• Exercise description:
Copy out the entries below in full and exactly.

• Supplied entries:
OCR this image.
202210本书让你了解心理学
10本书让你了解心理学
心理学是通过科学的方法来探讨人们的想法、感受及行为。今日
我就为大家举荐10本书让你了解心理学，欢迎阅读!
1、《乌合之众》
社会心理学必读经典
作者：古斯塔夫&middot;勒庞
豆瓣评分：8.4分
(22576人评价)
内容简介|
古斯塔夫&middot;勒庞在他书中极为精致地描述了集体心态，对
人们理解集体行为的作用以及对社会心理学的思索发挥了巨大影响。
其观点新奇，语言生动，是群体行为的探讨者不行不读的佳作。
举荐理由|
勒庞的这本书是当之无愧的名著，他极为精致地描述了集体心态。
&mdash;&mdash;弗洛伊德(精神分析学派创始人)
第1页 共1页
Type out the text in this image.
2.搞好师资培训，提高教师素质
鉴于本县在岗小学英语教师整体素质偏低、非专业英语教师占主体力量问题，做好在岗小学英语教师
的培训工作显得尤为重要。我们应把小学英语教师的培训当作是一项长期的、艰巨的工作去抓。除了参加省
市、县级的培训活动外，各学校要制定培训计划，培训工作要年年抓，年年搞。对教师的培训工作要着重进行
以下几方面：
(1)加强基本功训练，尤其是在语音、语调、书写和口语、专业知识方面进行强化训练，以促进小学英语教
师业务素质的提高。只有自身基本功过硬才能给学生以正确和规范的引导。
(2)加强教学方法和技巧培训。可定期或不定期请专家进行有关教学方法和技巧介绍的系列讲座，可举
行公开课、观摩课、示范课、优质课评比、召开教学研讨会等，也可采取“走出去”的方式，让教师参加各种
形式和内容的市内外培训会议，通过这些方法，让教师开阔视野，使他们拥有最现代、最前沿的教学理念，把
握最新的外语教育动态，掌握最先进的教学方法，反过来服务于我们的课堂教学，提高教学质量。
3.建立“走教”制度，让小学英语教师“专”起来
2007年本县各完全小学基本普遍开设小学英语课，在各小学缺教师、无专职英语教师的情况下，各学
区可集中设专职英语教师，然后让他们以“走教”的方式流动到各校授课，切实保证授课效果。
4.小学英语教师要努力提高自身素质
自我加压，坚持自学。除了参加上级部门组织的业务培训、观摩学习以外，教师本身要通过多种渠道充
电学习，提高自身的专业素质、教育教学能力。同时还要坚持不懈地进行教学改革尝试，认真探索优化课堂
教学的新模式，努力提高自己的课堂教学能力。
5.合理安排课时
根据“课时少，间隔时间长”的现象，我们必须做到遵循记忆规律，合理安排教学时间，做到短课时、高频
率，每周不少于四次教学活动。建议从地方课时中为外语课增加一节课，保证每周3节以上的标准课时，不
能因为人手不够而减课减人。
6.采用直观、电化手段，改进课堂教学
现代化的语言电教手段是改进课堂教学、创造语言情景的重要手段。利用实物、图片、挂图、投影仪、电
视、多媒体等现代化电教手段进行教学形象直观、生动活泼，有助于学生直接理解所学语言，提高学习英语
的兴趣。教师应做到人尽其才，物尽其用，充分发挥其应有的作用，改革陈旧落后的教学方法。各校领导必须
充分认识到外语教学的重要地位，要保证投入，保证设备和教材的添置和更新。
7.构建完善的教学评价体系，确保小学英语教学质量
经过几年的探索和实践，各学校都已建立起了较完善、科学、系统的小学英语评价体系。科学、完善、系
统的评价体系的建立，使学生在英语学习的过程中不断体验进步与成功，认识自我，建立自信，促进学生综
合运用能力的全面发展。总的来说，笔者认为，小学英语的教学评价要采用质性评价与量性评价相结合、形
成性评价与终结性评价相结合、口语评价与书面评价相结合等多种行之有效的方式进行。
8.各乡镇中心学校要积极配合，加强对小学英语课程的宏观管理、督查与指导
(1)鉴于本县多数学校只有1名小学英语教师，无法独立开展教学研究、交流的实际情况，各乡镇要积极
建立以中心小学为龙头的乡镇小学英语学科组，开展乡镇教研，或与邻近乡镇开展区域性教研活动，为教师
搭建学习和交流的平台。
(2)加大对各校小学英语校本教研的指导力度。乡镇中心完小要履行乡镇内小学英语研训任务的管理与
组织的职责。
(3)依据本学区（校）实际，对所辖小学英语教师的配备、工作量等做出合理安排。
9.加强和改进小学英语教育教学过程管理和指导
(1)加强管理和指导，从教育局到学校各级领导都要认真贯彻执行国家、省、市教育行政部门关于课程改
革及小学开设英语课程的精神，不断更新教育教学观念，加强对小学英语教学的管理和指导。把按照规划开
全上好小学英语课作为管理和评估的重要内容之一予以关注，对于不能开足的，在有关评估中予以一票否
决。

• Expected answer:
OCR this image.
202210本书让你了解心理学
10本书让你了解心理学
心理学是通过科学的方法来探讨人们的想法、感受及行为。今日
我就为大家举荐10本书让你了解心理学，欢迎阅读!
1、《乌合之众》
社会心理学必读经典
作者：古斯塔夫&middot;勒庞
豆瓣评分：8.4分
(22576人评价)
内容简介|
古斯塔夫&middot;勒庞在他书中极为精致地描述了集体心态，对
人们理解集体行为的作用以及对社会心理学的思索发挥了巨大影响。
其观点新奇，语言生动，是群体行为的探讨者不行不读的佳作。
举荐理由|
勒庞的这本书是当之无愧的名著，他极为精致地描述了集体心态。
&mdash;&mdash;弗洛伊德(精神分析学派创始人)
第1页 共1页
Type out the text in this image.
2.搞好师资培训，提高教师素质
鉴于本县在岗小学英语教师整体素质偏低、非专业英语教师占主体力量问题，做好在岗小学英语教师
的培训工作显得尤为重要。我们应把小学英语教师的培训当作是一项长期的、艰巨的工作去抓。除了参加省
市、县级的培训活动外，各学校要制定培训计划，培训工作要年年抓，年年搞。对教师的培训工作要着重进行
以下几方面：
(1)加强基本功训练，尤其是在语音、语调、书写和口语、专业知识方面进行强化训练，以促进小学英语教
师业务素质的提高。只有自身基本功过硬才能给学生以正确和规范的引导。
(2)加强教学方法和技巧培训。可定期或不定期请专家进行有关教学方法和技巧介绍的系列讲座，可举
行公开课、观摩课、示范课、优质课评比、召开教学研讨会等，也可采取“走出去”的方式，让教师参加各种
形式和内容的市内外培训会议，通过这些方法，让教师开阔视野，使他们拥有最现代、最前沿的教学理念，把
握最新的外语教育动态，掌握最先进的教学方法，反过来服务于我们的课堂教学，提高教学质量。
3.建立“走教”制度，让小学英语教师“专”起来
2007年本县各完全小学基本普遍开设小学英语课，在各小学缺教师、无专职英语教师的情况下，各学
区可集中设专职英语教师，然后让他们以“走教”的方式流动到各校授课，切实保证授课效果。
4.小学英语教师要努力提高自身素质
自我加压，坚持自学。除了参加上级部门组织的业务培训、观摩学习以外，教师本身要通过多种渠道充
电学习，提高自身的专业素质、教育教学能力。同时还要坚持不懈地进行教学改革尝试，认真探索优化课堂
教学的新模式，努力提高自己的课堂教学能力。
5.合理安排课时
根据“课时少，间隔时间长”的现象，我们必须做到遵循记忆规律，合理安排教学时间，做到短课时、高频
率，每周不少于四次教学活动。建议从地方课时中为外语课增加一节课，保证每周3节以上的标准课时，不
能因为人手不够而减课减人。
6.采用直观、电化手段，改进课堂教学
现代化的语言电教手段是改进课堂教学、创造语言情景的重要手段。利用实物、图片、挂图、投影仪、电
视、多媒体等现代化电教手段进行教学形象直观、生动活泼，有助于学生直接理解所学语言，提高学习英语
的兴趣。教师应做到人尽其才，物尽其用，充分发挥其应有的作用，改革陈旧落后的教学方法。各校领导必须
充分认识到外语教学的重要地位，要保证投入，保证设备和教材的添置和更新。
7.构建完善的教学评价体系，确保小学英语教学质量
经过几年的探索和实践，各学校都已建立起了较完善、科学、系统的小学英语评价体系。科学、完善、系
统的评价体系的建立，使学生在英语学习的过程中不断体验进步与成功，认识自我，建立自信，促进学生综
合运用能力的全面发展。总的来说，笔者认为，小学英语的教学评价要采用质性评价与量性评价相结合、形
成性评价与终结性评价相结合、口语评价与书面评价相结合等多种行之有效的方式进行。
8.各乡镇中心学校要积极配合，加强对小学英语课程的宏观管理、督查与指导
(1)鉴于本县多数学校只有1名小学英语教师，无法独立开展教学研究、交流的实际情况，各乡镇要积极
建立以中心小学为龙头的乡镇小学英语学科组，开展乡镇教研，或与邻近乡镇开展区域性教研活动，为教师
搭建学习和交流的平台。
(2)加大对各校小学英语校本教研的指导力度。乡镇中心完小要履行乡镇内小学英语研训任务的管理与
组织的职责。
(3)依据本学区（校）实际，对所辖小学英语教师的配备、工作量等做出合理安排。
9.加强和改进小学英语教育教学过程管理和指导
(1)加强管理和指导，从教育局到学校各级领导都要认真贯彻执行国家、省、市教育行政部门关于课程改
革及小学开设英语课程的精神，不断更新教育教学观念，加强对小学英语教学的管理和指导。把按照规划开
全上好小学英语课作为管理和评估的重要内容之一予以关注，对于不能开足的，在有关评估中予以一票否
决。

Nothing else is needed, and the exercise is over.